Records to process:
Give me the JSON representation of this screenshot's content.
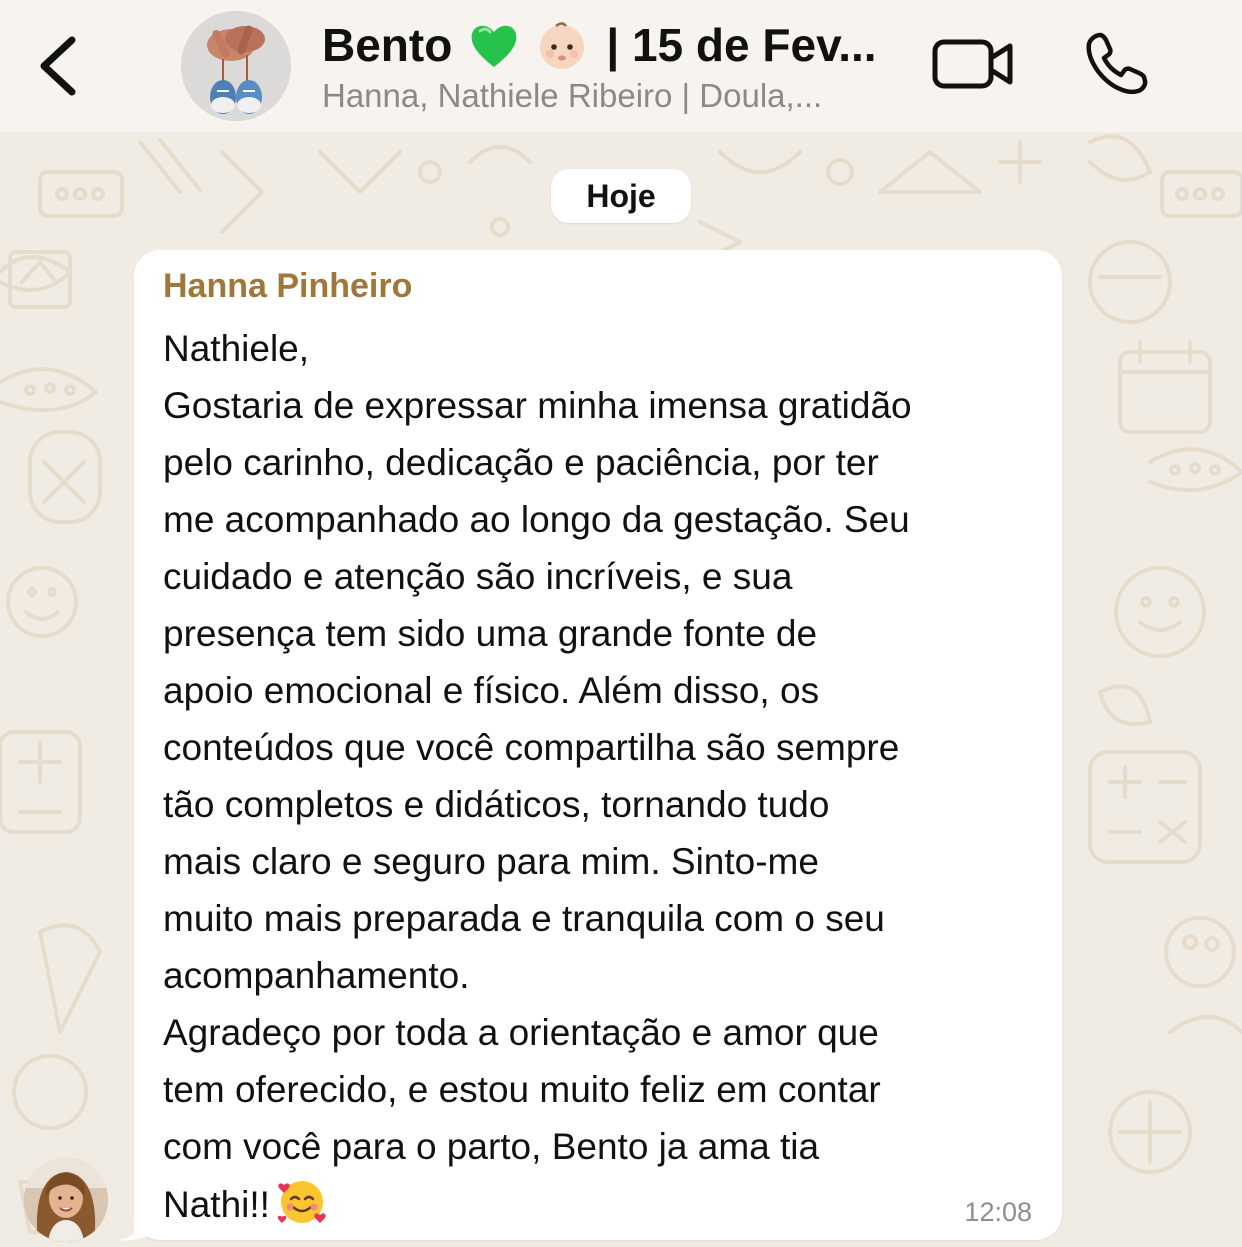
{
  "header": {
    "title": "Bento 💚👶🏼 | 15 de Fev...",
    "title_main": "Bento",
    "title_suffix": "| 15 de Fev...",
    "subtitle": "Hanna, Nathiele Ribeiro | Doula,...",
    "back_icon": "chevron-left-icon",
    "video_icon": "video-camera-icon",
    "call_icon": "phone-icon"
  },
  "chat": {
    "date_label": "Hoje",
    "message": {
      "sender": "Hanna Pinheiro",
      "lines": [
        "Nathiele,",
        "Gostaria de expressar minha imensa gratidão",
        "pelo carinho, dedicação e paciência, por ter",
        "me acompanhado ao longo da gestação. Seu",
        "cuidado e atenção são incríveis, e sua",
        "presença tem sido uma grande fonte de",
        "apoio emocional e físico. Além disso, os",
        "conteúdos que você compartilha são sempre",
        "tão completos e didáticos, tornando tudo",
        "mais claro e seguro para mim. Sinto-me",
        "muito mais preparada e tranquila com o seu",
        "acompanhamento.",
        "Agradeço por toda a orientação e amor que",
        "tem oferecido, e estou muito feliz em contar",
        "com você para o parto, Bento ja ama tia",
        "Nathi!!"
      ],
      "emoji": "smiling-face-with-hearts",
      "time": "12:08"
    }
  },
  "colors": {
    "header_bg": "#f7f4ef",
    "chat_bg": "#f1ece3",
    "bubble_bg": "#ffffff",
    "sender_name": "#a0773a",
    "subtitle": "#8a8a8a",
    "timestamp": "#8e8e8e"
  }
}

To be done: Write out each entry exactly as given, omitting any picture.

Reply:
Give me the JSON representation of this screenshot's content.
{
  "header": {
    "title": "Bento 💚👶🏼 | 15 de Fev...",
    "title_main": "Bento",
    "title_suffix": "| 15 de Fev...",
    "subtitle": "Hanna, Nathiele Ribeiro | Doula,...",
    "back_icon": "chevron-left-icon",
    "video_icon": "video-camera-icon",
    "call_icon": "phone-icon"
  },
  "chat": {
    "date_label": "Hoje",
    "message": {
      "sender": "Hanna Pinheiro",
      "lines": [
        "Nathiele,",
        "Gostaria de expressar minha imensa gratidão",
        "pelo carinho, dedicação e paciência, por ter",
        "me acompanhado ao longo da gestação. Seu",
        "cuidado e atenção são incríveis, e sua",
        "presença tem sido uma grande fonte de",
        "apoio emocional e físico. Além disso, os",
        "conteúdos que você compartilha são sempre",
        "tão completos e didáticos, tornando tudo",
        "mais claro e seguro para mim. Sinto-me",
        "muito mais preparada e tranquila com o seu",
        "acompanhamento.",
        "Agradeço por toda a orientação e amor que",
        "tem oferecido, e estou muito feliz em contar",
        "com você para o parto, Bento ja ama tia",
        "Nathi!!"
      ],
      "emoji": "smiling-face-with-hearts",
      "time": "12:08"
    }
  },
  "colors": {
    "header_bg": "#f7f4ef",
    "chat_bg": "#f1ece3",
    "bubble_bg": "#ffffff",
    "sender_name": "#a0773a",
    "subtitle": "#8a8a8a",
    "timestamp": "#8e8e8e"
  }
}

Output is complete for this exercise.